### PROBLEM STATEMENT:
Report all lines holding "author".
━━━━━━━━━━━━━━━━━━━━━━━━━━━━━━
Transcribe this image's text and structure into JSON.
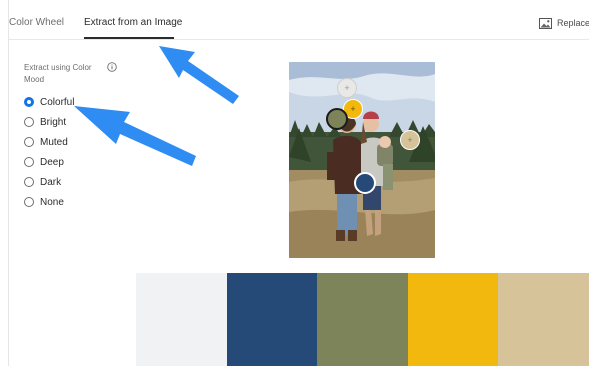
{
  "tabs": [
    {
      "label": "Color Wheel",
      "active": false
    },
    {
      "label": "Extract from an Image",
      "active": true
    }
  ],
  "replace_label": "Replace",
  "mood": {
    "heading": "Extract using Color Mood",
    "options": [
      {
        "label": "Colorful",
        "checked": true
      },
      {
        "label": "Bright",
        "checked": false
      },
      {
        "label": "Muted",
        "checked": false
      },
      {
        "label": "Deep",
        "checked": false
      },
      {
        "label": "Dark",
        "checked": false
      },
      {
        "label": "None",
        "checked": false
      }
    ]
  },
  "pickers": [
    {
      "color": "#e8e8e6",
      "symbol": "+"
    },
    {
      "color": "#f2b80d",
      "symbol": "+"
    },
    {
      "color": "#7d845a",
      "symbol": ""
    },
    {
      "color": "#d7c39a",
      "symbol": "+"
    },
    {
      "color": "#254a78",
      "symbol": ""
    }
  ],
  "swatches": [
    {
      "color": "#f1f2f4"
    },
    {
      "color": "#254a78"
    },
    {
      "color": "#7d845a"
    },
    {
      "color": "#f2b80d"
    },
    {
      "color": "#d7c39a"
    }
  ],
  "accent_color": "#1473e6",
  "annotation_arrow_color": "#2f8cf2"
}
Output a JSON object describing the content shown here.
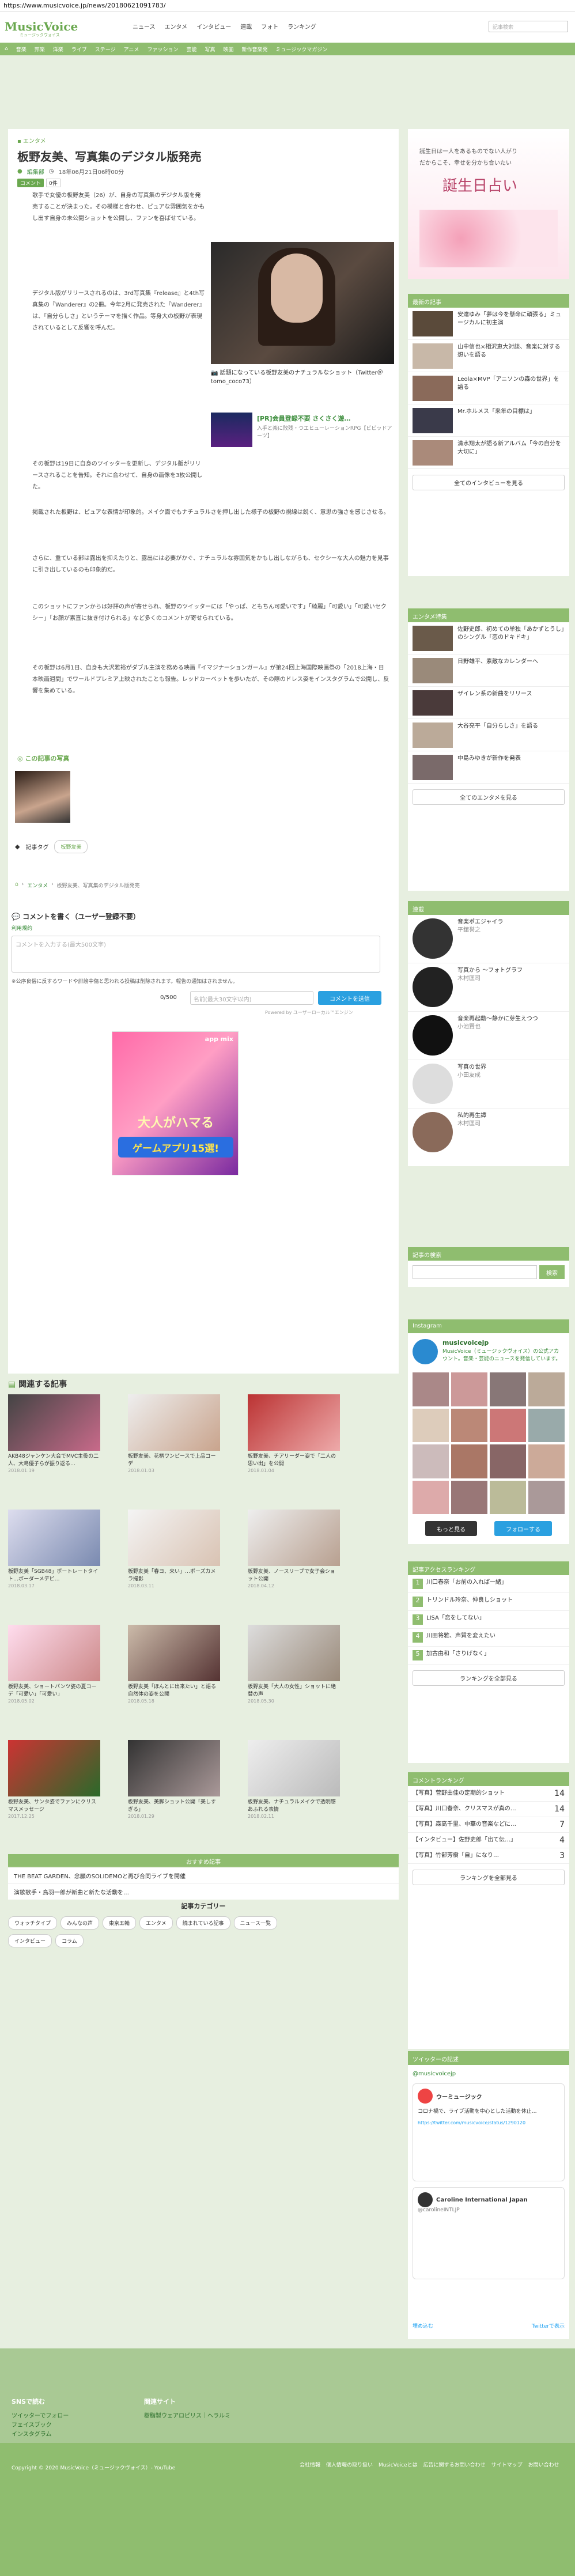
{
  "browser": {
    "url": "https://www.musicvoice.jp/news/20180621091783/"
  },
  "header": {
    "logo": "MusicVoice",
    "logo_sub": "ミュージックヴォイス",
    "nav": [
      "ニュース",
      "エンタメ",
      "インタビュー",
      "連載",
      "フォト",
      "ランキング"
    ],
    "search_placeholder": "記事検索"
  },
  "catnav": [
    "音楽",
    "邦楽",
    "洋楽",
    "ライブ",
    "ステージ",
    "アニメ",
    "ファッション",
    "芸能",
    "写真",
    "映画",
    "新作音楽発",
    "ミュージックマガジン"
  ],
  "article": {
    "category": "エンタメ",
    "title": "板野友美、写真集のデジタル版発売",
    "author": "編集部",
    "date": "18年06月21日06時00分",
    "comment_badge": "コメント",
    "comment_count": "0件",
    "paragraphs": [
      "歌手で女優の板野友美（26）が、自身の写真集のデジタル版を発売することが決まった。その模様と合わせ、ピュアな雰囲気をかもし出す自身の未公開ショットを公開し、ファンを喜ばせている。",
      "デジタル版がリリースされるのは、3rd写真集『release』と4th写真集の『Wanderer』の2冊。今年2月に発売された『Wanderer』は、「自分らしさ」というテーマを描く作品。等身大の板野が表現されているとして反響を呼んだ。",
      "その板野は19日に自身のツイッターを更新し、デジタル版がリリースされることを告知。それに合わせて、自身の画像を3枚公開した。",
      "掲載された板野は、ピュアな表情が印象的。メイク面でもナチュラルさを押し出した様子の板野の視線は鋭く、意思の強さを感じさせる。",
      "さらに、重ている部は露出を抑えたりと、露出には必要がかぐ、ナチュラルな雰囲気をかもし出しながらも、セクシーな大人の魅力を見事に引き出しているのも印象的だ。",
      "このショットにファンからは好評の声が寄せられ、板野のツイッターには「やっぱ、ともちん可愛いです」「綺麗」「可愛い」「可愛いセクシー」「お顔が素直に抜き付けられる」など多くのコメントが寄せられている。",
      "その板野は6月1日、自身も大沢雅裕がダブル主演を務める映画『イマジナーションガール』が第24回上海国際映画祭の「2018上海・日本映画週間」でワールドプレミア上映されたことも報告。レッドカーペットを歩いたが、その際のドレス姿をインスタグラムで公開し、反響を集めている。"
    ],
    "photo_caption": "話題になっている板野友美のナチュラルなショット（Twitter＠tomo_coco73）",
    "pr_title": "[PR]会員登録不要 さくさく遊…",
    "pr_desc": "入手と楽に敗残・つエヒューレーションRPG【ビビッドアーツ】",
    "photos_heading": "この記事の写真",
    "tag_label": "記事タグ",
    "tag": "板野友美",
    "breadcrumb": [
      "エンタメ",
      "板野友美、写真集のデジタル版発売"
    ]
  },
  "comments": {
    "heading": "コメントを書く（ユーザー登録不要）",
    "terms": "利用規約",
    "textarea_placeholder": "コメントを入力する(最大500文字)",
    "notice": "※公序良俗に反するワードや誹謗中傷と思われる投稿は削除されます。報告の通知はされません。",
    "counter": "0/500",
    "name_placeholder": "名前(最大30文字以内)",
    "submit": "コメントを送信",
    "powered": "Powered by ユーザーローカル™エンジン"
  },
  "ad": {
    "brand": "app mix",
    "line1": "大人がハマる",
    "line2": "ゲームアプリ15選!"
  },
  "related": {
    "heading": "関連する記事",
    "items": [
      {
        "caption": "AKB48ジャンケン大会でMVC主役の二人、大島優子らが振り返る…",
        "date": "2018.01.19"
      },
      {
        "caption": "板野友美、花柄ワンピースで上品コーデ",
        "date": "2018.01.03"
      },
      {
        "caption": "板野友美、チアリーダー姿で「二人の思い出」を公開",
        "date": "2018.01.04"
      },
      {
        "caption": "板野友美「SGB48」ポートレートタイト…ボーダーメデビ…",
        "date": "2018.03.17"
      },
      {
        "caption": "板野友美「春ヨ、来い」…ポーズカメラ撮影",
        "date": "2018.03.11"
      },
      {
        "caption": "板野友美、ノースリーブで女子会ショット公開",
        "date": "2018.04.12"
      },
      {
        "caption": "板野友美、ショートパンツ姿の夏コーデ「可愛い」「可愛い」",
        "date": "2018.05.02"
      },
      {
        "caption": "板野友美「ほんとに出来たい」と語る自然体の姿を公開",
        "date": "2018.05.18"
      },
      {
        "caption": "板野友美「大人の女性」ショットに絶賛の声",
        "date": "2018.05.30"
      },
      {
        "caption": "板野友美、サンタ姿でファンにクリスマスメッセージ",
        "date": "2017.12.25"
      },
      {
        "caption": "板野友美、美脚ショット公開「美しすぎる」",
        "date": "2018.01.29"
      },
      {
        "caption": "板野友美、ナチュラルメイクで透明感あふれる表情",
        "date": "2018.02.11"
      }
    ]
  },
  "recommend": {
    "heading": "おすすめ記事",
    "items": [
      "THE BEAT GARDEN、念願のSOLIDEMOと再び合同ライブを開催",
      "演歌歌手・鳥羽一郎が新曲と新たな活動を…"
    ]
  },
  "categories": {
    "heading": "記事カテゴリー",
    "tags": [
      "ウォッチタイプ",
      "みんなの声",
      "東京五輪",
      "エンタメ",
      "読まれている記事",
      "ニュース一覧",
      "インタビュー",
      "コラム"
    ]
  },
  "sidebar": {
    "banner_line1": "誕生日は一人をあるものでない人がり",
    "banner_line2": "だからこそ、幸せを分かち合いたい",
    "banner_title": "誕生日占い",
    "interview_heading": "最新の記事",
    "interview_items": [
      "安達ゆみ「夢は今を懸命に頑張る」ミュージカルに初主演",
      "山中信也×相沢恵大対談、音楽に対する想いを語る",
      "Leola×MVP「アニソンの森の世界」を語る",
      "Mr.ホルメス「来年の目標は」",
      "清水翔太が語る新アルバム「今の自分を大切に」"
    ],
    "interview_more": "全てのインタビューを見る",
    "enta_heading": "エンタメ特集",
    "enta_items": [
      "佐野史郎、初めての単独「あかずとうし」のシングル「恋のドキドキ」",
      "日野雄平、素敵なカレンダーへ",
      "ザイレン系の新曲をリリース",
      "大谷亮平「自分らしさ」を語る",
      "中島みゆきが新作を発表"
    ],
    "enta_more": "全てのエンタメを見る",
    "column_heading": "連載",
    "column_items": [
      {
        "title": "音楽ポエジャイラ",
        "author": "平舘誉之"
      },
      {
        "title": "写真から 〜フォトグラフ",
        "author": "木村匡司"
      },
      {
        "title": "音楽再起動〜静かに芽生えつつ",
        "author": "小池賢也"
      },
      {
        "title": "写真の世界",
        "author": "小田友成"
      },
      {
        "title": "私的再生譚",
        "author": "木村匡司"
      }
    ],
    "search_heading": "記事の検索",
    "search_button": "検索",
    "ig_heading": "Instagram",
    "ig_name": "musicvoicejp",
    "ig_desc": "MusicVoice（ミュージックヴォイス）の公式アカウント。音楽・芸能のニュースを発信しています。",
    "ig_more": "もっと見る",
    "ig_follow": "フォローする",
    "ranking_heading": "記事アクセスランキング",
    "ranking": [
      "川口春奈「お前の入れば一緒」",
      "トリンドル玲奈、仲良しショット",
      "LISA「恋をしてない」",
      "川田将雅、声質を変えたい",
      "加古由和「さりげなく」"
    ],
    "ranking_more": "ランキングを全部見る",
    "comment_heading": "コメントランキング",
    "comment_ranking": [
      {
        "text": "【写真】菅野由佳の定期的ショット",
        "count": "14"
      },
      {
        "text": "【写真】川口春奈、クリスマスが真の…",
        "count": "14"
      },
      {
        "text": "【写真】森高千里、中華の音楽などに…",
        "count": "7"
      },
      {
        "text": "【インタビュー】佐野史郎「出て伝…」",
        "count": "4"
      },
      {
        "text": "【写真】竹部芳樹「自」になり…",
        "count": "3"
      }
    ],
    "comment_more": "ランキングを全部見る",
    "twitter_heading": "ツイッターの記述",
    "tw_handle": "@musicvoicejp",
    "tw_name": "ウーミュージック",
    "tw_text": "コロナ禍で、ライブ活動を中心とした活動を休止…",
    "tw_link": "https://twitter.com/musicvoice/status/1290120",
    "tw_name2": "Caroline International Japan",
    "tw_handle2": "@carolineINTLJP",
    "tw_embed": "埋め込む",
    "tw_view": "Twitterで表示"
  },
  "footer": {
    "sns_heading": "SNSで読む",
    "sns": [
      "ツイッターでフォロー",
      "フェイスブック",
      "インスタグラム"
    ],
    "related_heading": "関連サイト",
    "related_sites": [
      "樹脂製ウェアロピリス｜ヘラルミ"
    ],
    "links": [
      "会社情報",
      "個人情報の取り扱い",
      "MusicVoiceとは",
      "広告に関するお問い合わせ",
      "サイトマップ",
      "お問い合わせ"
    ],
    "copyright": "Copyright © 2020 MusicVoice（ミュージックヴォイス）- YouTube"
  },
  "colors": {
    "accent": "#8fbd6f",
    "bg": "#e7efe0",
    "link": "#3a8c3a"
  }
}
━━━━━━━━━━━━━━━━━━━━━━━━━━━━━━
### EXERCISE SOLUTION:
    "author": "編集部",
        "author": "平舘誉之"
        "author": "木村匡司"
        "author": "小池賢也"
        "author": "小田友成"
        "author": "木村匡司"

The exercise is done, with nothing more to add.